──────── Provided information ────────

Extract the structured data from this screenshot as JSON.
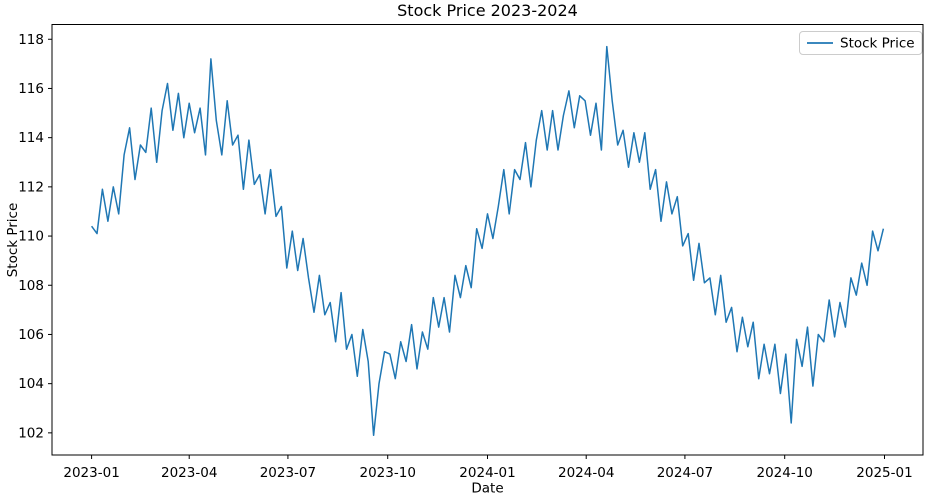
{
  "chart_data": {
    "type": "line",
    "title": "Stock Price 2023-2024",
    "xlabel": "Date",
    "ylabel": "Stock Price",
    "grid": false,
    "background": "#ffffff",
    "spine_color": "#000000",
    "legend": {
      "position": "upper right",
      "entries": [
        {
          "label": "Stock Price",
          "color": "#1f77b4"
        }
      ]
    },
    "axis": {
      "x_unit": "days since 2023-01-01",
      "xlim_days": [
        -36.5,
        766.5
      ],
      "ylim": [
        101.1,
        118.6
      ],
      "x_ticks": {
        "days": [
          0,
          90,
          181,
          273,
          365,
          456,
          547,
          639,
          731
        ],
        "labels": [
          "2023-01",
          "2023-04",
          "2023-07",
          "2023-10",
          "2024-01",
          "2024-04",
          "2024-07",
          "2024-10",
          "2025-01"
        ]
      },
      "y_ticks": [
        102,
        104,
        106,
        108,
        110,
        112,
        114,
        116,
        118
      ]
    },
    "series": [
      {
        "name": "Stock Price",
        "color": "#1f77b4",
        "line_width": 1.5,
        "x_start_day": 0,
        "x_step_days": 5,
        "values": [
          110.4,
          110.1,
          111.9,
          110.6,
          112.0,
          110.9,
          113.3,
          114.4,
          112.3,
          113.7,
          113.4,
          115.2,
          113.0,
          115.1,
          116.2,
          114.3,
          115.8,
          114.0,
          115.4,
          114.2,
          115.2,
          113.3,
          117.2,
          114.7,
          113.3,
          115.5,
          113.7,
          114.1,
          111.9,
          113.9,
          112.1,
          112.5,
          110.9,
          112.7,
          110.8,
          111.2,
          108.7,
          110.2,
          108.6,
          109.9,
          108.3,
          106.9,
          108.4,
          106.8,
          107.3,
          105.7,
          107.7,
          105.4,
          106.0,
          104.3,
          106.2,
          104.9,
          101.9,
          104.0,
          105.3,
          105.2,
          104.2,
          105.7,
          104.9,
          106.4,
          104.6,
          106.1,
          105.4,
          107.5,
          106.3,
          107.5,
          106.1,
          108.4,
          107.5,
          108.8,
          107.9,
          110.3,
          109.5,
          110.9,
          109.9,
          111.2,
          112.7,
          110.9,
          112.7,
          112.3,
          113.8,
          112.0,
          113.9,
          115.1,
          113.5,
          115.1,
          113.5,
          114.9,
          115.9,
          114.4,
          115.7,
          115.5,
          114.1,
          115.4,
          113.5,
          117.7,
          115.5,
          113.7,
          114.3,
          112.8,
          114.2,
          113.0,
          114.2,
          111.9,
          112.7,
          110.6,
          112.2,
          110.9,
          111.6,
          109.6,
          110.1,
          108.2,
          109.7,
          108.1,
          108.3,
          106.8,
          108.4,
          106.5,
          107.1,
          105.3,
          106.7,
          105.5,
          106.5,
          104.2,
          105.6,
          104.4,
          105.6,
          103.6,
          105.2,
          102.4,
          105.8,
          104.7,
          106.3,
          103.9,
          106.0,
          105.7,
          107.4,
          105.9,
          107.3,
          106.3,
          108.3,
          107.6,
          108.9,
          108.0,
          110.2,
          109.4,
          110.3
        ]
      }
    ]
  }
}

────────

Images do not belong in the copy; reproduce all other parts of the records above verbatim.

Extract the structured data from this screenshot as JSON.
{
  "chart_data": {
    "type": "line",
    "title": "Stock Price 2023-2024",
    "xlabel": "Date",
    "ylabel": "Stock Price",
    "grid": false,
    "background": "#ffffff",
    "spine_color": "#000000",
    "legend": {
      "position": "upper right",
      "entries": [
        {
          "label": "Stock Price",
          "color": "#1f77b4"
        }
      ]
    },
    "axis": {
      "x_unit": "days since 2023-01-01",
      "xlim_days": [
        -36.5,
        766.5
      ],
      "ylim": [
        101.1,
        118.6
      ],
      "x_ticks": {
        "days": [
          0,
          90,
          181,
          273,
          365,
          456,
          547,
          639,
          731
        ],
        "labels": [
          "2023-01",
          "2023-04",
          "2023-07",
          "2023-10",
          "2024-01",
          "2024-04",
          "2024-07",
          "2024-10",
          "2025-01"
        ]
      },
      "y_ticks": [
        102,
        104,
        106,
        108,
        110,
        112,
        114,
        116,
        118
      ]
    },
    "series": [
      {
        "name": "Stock Price",
        "color": "#1f77b4",
        "line_width": 1.5,
        "x_start_day": 0,
        "x_step_days": 5,
        "values": [
          110.4,
          110.1,
          111.9,
          110.6,
          112.0,
          110.9,
          113.3,
          114.4,
          112.3,
          113.7,
          113.4,
          115.2,
          113.0,
          115.1,
          116.2,
          114.3,
          115.8,
          114.0,
          115.4,
          114.2,
          115.2,
          113.3,
          117.2,
          114.7,
          113.3,
          115.5,
          113.7,
          114.1,
          111.9,
          113.9,
          112.1,
          112.5,
          110.9,
          112.7,
          110.8,
          111.2,
          108.7,
          110.2,
          108.6,
          109.9,
          108.3,
          106.9,
          108.4,
          106.8,
          107.3,
          105.7,
          107.7,
          105.4,
          106.0,
          104.3,
          106.2,
          104.9,
          101.9,
          104.0,
          105.3,
          105.2,
          104.2,
          105.7,
          104.9,
          106.4,
          104.6,
          106.1,
          105.4,
          107.5,
          106.3,
          107.5,
          106.1,
          108.4,
          107.5,
          108.8,
          107.9,
          110.3,
          109.5,
          110.9,
          109.9,
          111.2,
          112.7,
          110.9,
          112.7,
          112.3,
          113.8,
          112.0,
          113.9,
          115.1,
          113.5,
          115.1,
          113.5,
          114.9,
          115.9,
          114.4,
          115.7,
          115.5,
          114.1,
          115.4,
          113.5,
          117.7,
          115.5,
          113.7,
          114.3,
          112.8,
          114.2,
          113.0,
          114.2,
          111.9,
          112.7,
          110.6,
          112.2,
          110.9,
          111.6,
          109.6,
          110.1,
          108.2,
          109.7,
          108.1,
          108.3,
          106.8,
          108.4,
          106.5,
          107.1,
          105.3,
          106.7,
          105.5,
          106.5,
          104.2,
          105.6,
          104.4,
          105.6,
          103.6,
          105.2,
          102.4,
          105.8,
          104.7,
          106.3,
          103.9,
          106.0,
          105.7,
          107.4,
          105.9,
          107.3,
          106.3,
          108.3,
          107.6,
          108.9,
          108.0,
          110.2,
          109.4,
          110.3
        ]
      }
    ]
  }
}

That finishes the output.